Set exercise:
Pick every line from the data that holds the word "JSON".

[Figure collection entries]
(begin)

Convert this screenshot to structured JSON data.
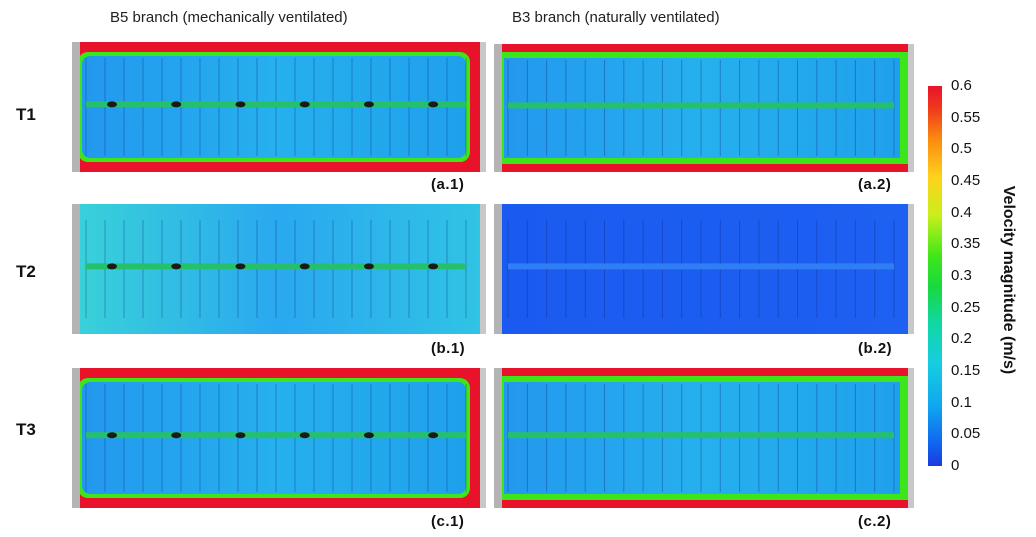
{
  "columns": [
    {
      "title": "B5 branch (mechanically ventilated)"
    },
    {
      "title": "B3 branch (naturally ventilated)"
    }
  ],
  "rows": [
    {
      "label": "T1"
    },
    {
      "label": "T2"
    },
    {
      "label": "T3"
    }
  ],
  "panels": [
    {
      "id": "a1",
      "caption": "(a.1)",
      "pattern": "mech-high"
    },
    {
      "id": "a2",
      "caption": "(a.2)",
      "pattern": "nat-high"
    },
    {
      "id": "b1",
      "caption": "(b.1)",
      "pattern": "mech-low"
    },
    {
      "id": "b2",
      "caption": "(b.2)",
      "pattern": "nat-still"
    },
    {
      "id": "c1",
      "caption": "(c.1)",
      "pattern": "mech-high"
    },
    {
      "id": "c2",
      "caption": "(c.2)",
      "pattern": "nat-high"
    }
  ],
  "colorbar": {
    "label": "Velocity magnitude (m/s)",
    "min": 0,
    "max": 0.6,
    "ticks": [
      "0.6",
      "0.55",
      "0.5",
      "0.45",
      "0.4",
      "0.35",
      "0.3",
      "0.25",
      "0.2",
      "0.15",
      "0.1",
      "0.05",
      "0"
    ],
    "colors": {
      "high": "#e8132a",
      "mid": "#3de61a",
      "low": "#1a3ae0"
    }
  }
}
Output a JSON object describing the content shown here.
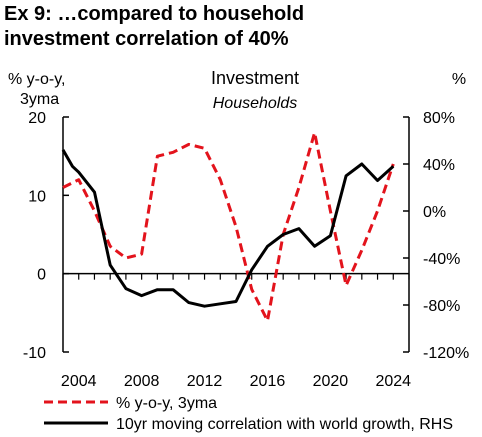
{
  "title": {
    "line1": "Ex 9: …compared to household",
    "line2": "investment correlation of 40%"
  },
  "chart_data": {
    "type": "line",
    "title": "Investment",
    "subtitle": "Households",
    "y_left_label": [
      "% y-o-y,",
      "3yma"
    ],
    "y_right_label": "%",
    "x_range": [
      2003,
      2025
    ],
    "x_ticks": [
      2004,
      2008,
      2012,
      2016,
      2020,
      2024
    ],
    "y_left_range": [
      -10,
      20
    ],
    "y_left_ticks": [
      20,
      10,
      0,
      -10
    ],
    "y_right_range": [
      -120,
      80
    ],
    "y_right_ticks": [
      "80%",
      "40%",
      "0%",
      "-40%",
      "-80%",
      "-120%"
    ],
    "y_right_tick_values": [
      80,
      40,
      0,
      -40,
      -80,
      -120
    ],
    "grid": false,
    "legend_position": "bottom",
    "series": [
      {
        "name": "% y-o-y, 3yma",
        "axis": "left",
        "color": "#e3131c",
        "style": "dashed",
        "x": [
          2003,
          2004,
          2005,
          2006,
          2007,
          2008,
          2009,
          2010,
          2011,
          2012,
          2013,
          2014,
          2015,
          2016,
          2017,
          2018,
          2019,
          2020,
          2021,
          2022,
          2023,
          2024
        ],
        "y": [
          11,
          12,
          8,
          3.5,
          2,
          2.5,
          15,
          15.5,
          16.5,
          16,
          12,
          6,
          -2,
          -6,
          5,
          11,
          18,
          8,
          -1.5,
          3,
          8,
          14
        ]
      },
      {
        "name": "10yr moving correlation with world growth, RHS",
        "axis": "right",
        "color": "#000000",
        "style": "solid",
        "x": [
          2003,
          2003.6,
          2004,
          2005,
          2006,
          2007,
          2008,
          2009,
          2010,
          2011,
          2012,
          2013,
          2014,
          2015,
          2016,
          2017,
          2018,
          2019,
          2020,
          2021,
          2022,
          2023,
          2024
        ],
        "y": [
          52,
          38,
          33,
          16,
          -46,
          -66,
          -72,
          -67,
          -67,
          -78,
          -81,
          -79,
          -77,
          -50,
          -30,
          -20,
          -15,
          -30,
          -21,
          30,
          40,
          26,
          38
        ]
      }
    ]
  }
}
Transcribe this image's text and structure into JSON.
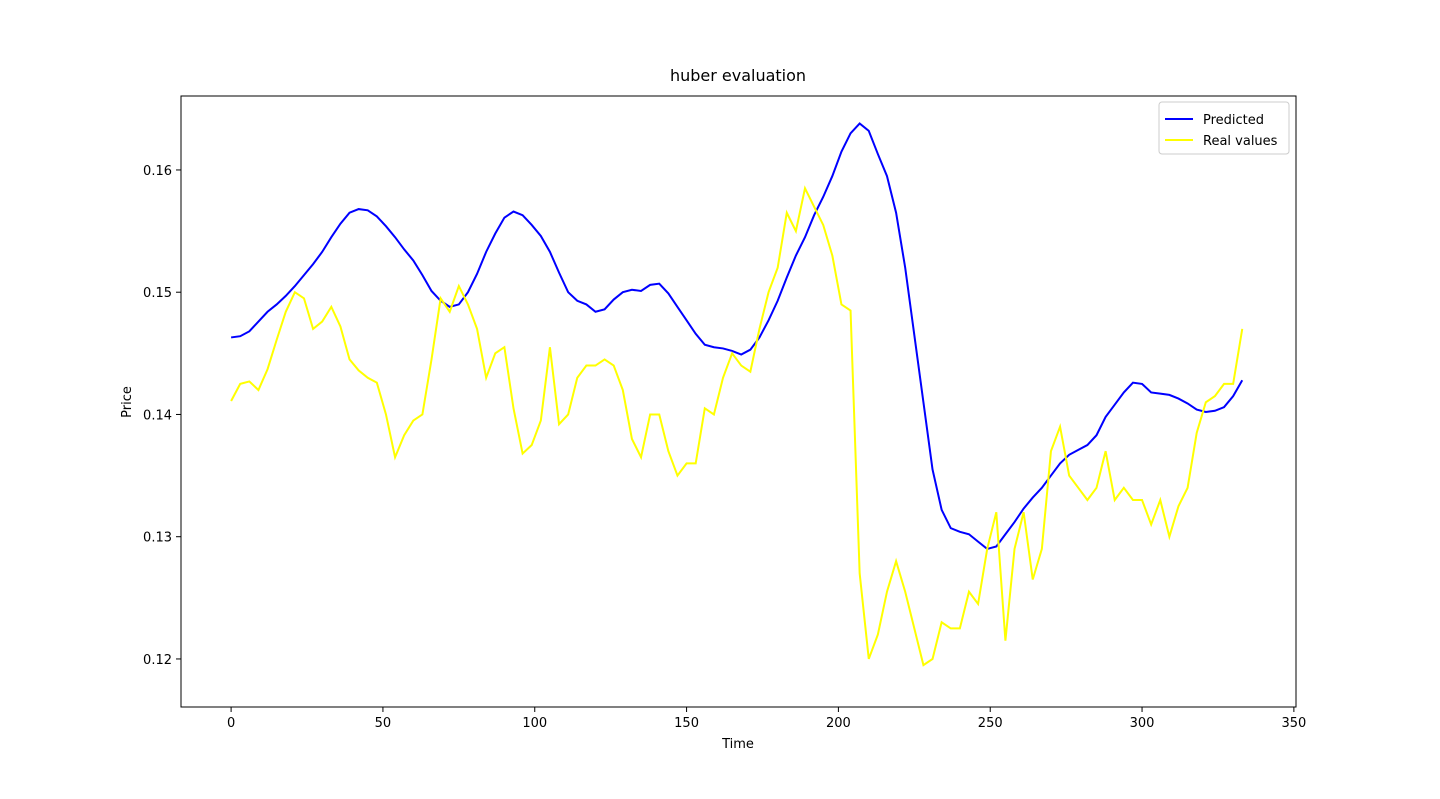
{
  "chart_data": {
    "type": "line",
    "title": "huber evaluation",
    "x_label": "Time",
    "y_label": "Price",
    "x": [
      0,
      3,
      6,
      9,
      12,
      15,
      18,
      21,
      24,
      27,
      30,
      33,
      36,
      39,
      42,
      45,
      48,
      51,
      54,
      57,
      60,
      63,
      66,
      69,
      72,
      75,
      78,
      81,
      84,
      87,
      90,
      93,
      96,
      99,
      102,
      105,
      108,
      111,
      114,
      117,
      120,
      123,
      126,
      129,
      132,
      135,
      138,
      141,
      144,
      147,
      150,
      153,
      156,
      159,
      162,
      165,
      168,
      171,
      174,
      177,
      180,
      183,
      186,
      189,
      192,
      195,
      198,
      201,
      204,
      207,
      210,
      213,
      216,
      219,
      222,
      225,
      228,
      231,
      234,
      237,
      240,
      243,
      246,
      249,
      252,
      255,
      258,
      261,
      264,
      267,
      270,
      273,
      276,
      279,
      282,
      285,
      288,
      291,
      294,
      297,
      300,
      303,
      306,
      309,
      312,
      315,
      318,
      321,
      324,
      327,
      330,
      333
    ],
    "series": [
      {
        "name": "Predicted",
        "color": "#0000ff",
        "values": [
          0.1463,
          0.1464,
          0.1468,
          0.1476,
          0.1484,
          0.149,
          0.1497,
          0.1505,
          0.1514,
          0.1523,
          0.1533,
          0.1545,
          0.1556,
          0.1565,
          0.1568,
          0.1567,
          0.1562,
          0.1554,
          0.1545,
          0.1535,
          0.1526,
          0.1514,
          0.1501,
          0.1493,
          0.1488,
          0.149,
          0.15,
          0.1515,
          0.1533,
          0.1548,
          0.1561,
          0.1566,
          0.1563,
          0.1555,
          0.1546,
          0.1533,
          0.1516,
          0.15,
          0.1493,
          0.149,
          0.1484,
          0.1486,
          0.1494,
          0.15,
          0.1502,
          0.1501,
          0.1506,
          0.1507,
          0.1499,
          0.1488,
          0.1477,
          0.1466,
          0.1457,
          0.1455,
          0.1454,
          0.1452,
          0.1449,
          0.1453,
          0.1463,
          0.1477,
          0.1493,
          0.1512,
          0.153,
          0.1545,
          0.1563,
          0.1578,
          0.1595,
          0.1615,
          0.163,
          0.1638,
          0.1632,
          0.1613,
          0.1595,
          0.1565,
          0.152,
          0.1465,
          0.141,
          0.1355,
          0.1322,
          0.1307,
          0.1304,
          0.1302,
          0.1296,
          0.129,
          0.1292,
          0.1302,
          0.1312,
          0.1323,
          0.1332,
          0.134,
          0.135,
          0.136,
          0.1367,
          0.1371,
          0.1375,
          0.1383,
          0.1398,
          0.1408,
          0.1418,
          0.1426,
          0.1425,
          0.1418,
          0.1417,
          0.1416,
          0.1413,
          0.1409,
          0.1404,
          0.1402,
          0.1403,
          0.1406,
          0.1415,
          0.1428
        ]
      },
      {
        "name": "Real values",
        "color": "#ffff00",
        "values": [
          0.1411,
          0.1425,
          0.1427,
          0.142,
          0.1437,
          0.1461,
          0.1484,
          0.15,
          0.1495,
          0.147,
          0.1476,
          0.1488,
          0.1472,
          0.1445,
          0.1436,
          0.143,
          0.1426,
          0.14,
          0.1365,
          0.1383,
          0.1395,
          0.14,
          0.1445,
          0.1495,
          0.1484,
          0.1505,
          0.149,
          0.147,
          0.143,
          0.145,
          0.1455,
          0.1405,
          0.1368,
          0.1375,
          0.1395,
          0.1455,
          0.1392,
          0.14,
          0.143,
          0.144,
          0.144,
          0.1445,
          0.144,
          0.142,
          0.138,
          0.1365,
          0.14,
          0.14,
          0.137,
          0.135,
          0.136,
          0.136,
          0.1405,
          0.14,
          0.143,
          0.145,
          0.144,
          0.1435,
          0.147,
          0.15,
          0.152,
          0.1565,
          0.155,
          0.1585,
          0.157,
          0.1555,
          0.153,
          0.149,
          0.1485,
          0.127,
          0.12,
          0.122,
          0.1255,
          0.128,
          0.1255,
          0.1225,
          0.1195,
          0.12,
          0.123,
          0.1225,
          0.1225,
          0.1255,
          0.1245,
          0.129,
          0.132,
          0.1215,
          0.129,
          0.132,
          0.1265,
          0.129,
          0.137,
          0.139,
          0.135,
          0.134,
          0.133,
          0.134,
          0.137,
          0.133,
          0.134,
          0.133,
          0.133,
          0.131,
          0.133,
          0.13,
          0.1325,
          0.134,
          0.1385,
          0.141,
          0.1415,
          0.1425,
          0.1425,
          0.147
        ]
      }
    ],
    "xlim": [
      -16.5,
      350.7
    ],
    "ylim": [
      0.11607,
      0.16605
    ],
    "xticks": [
      0,
      50,
      100,
      150,
      200,
      250,
      300,
      350
    ],
    "yticks": [
      0.12,
      0.13,
      0.14,
      0.15,
      0.16
    ],
    "legend": "upper right"
  }
}
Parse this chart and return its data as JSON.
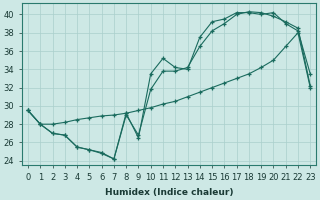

(end)

Right answer:
Convert this screenshot to structured JSON data.
Output a JSON object describing the content shown here.
Transcribe this image's text and structure into JSON.
Parse this chart and return its data as JSON.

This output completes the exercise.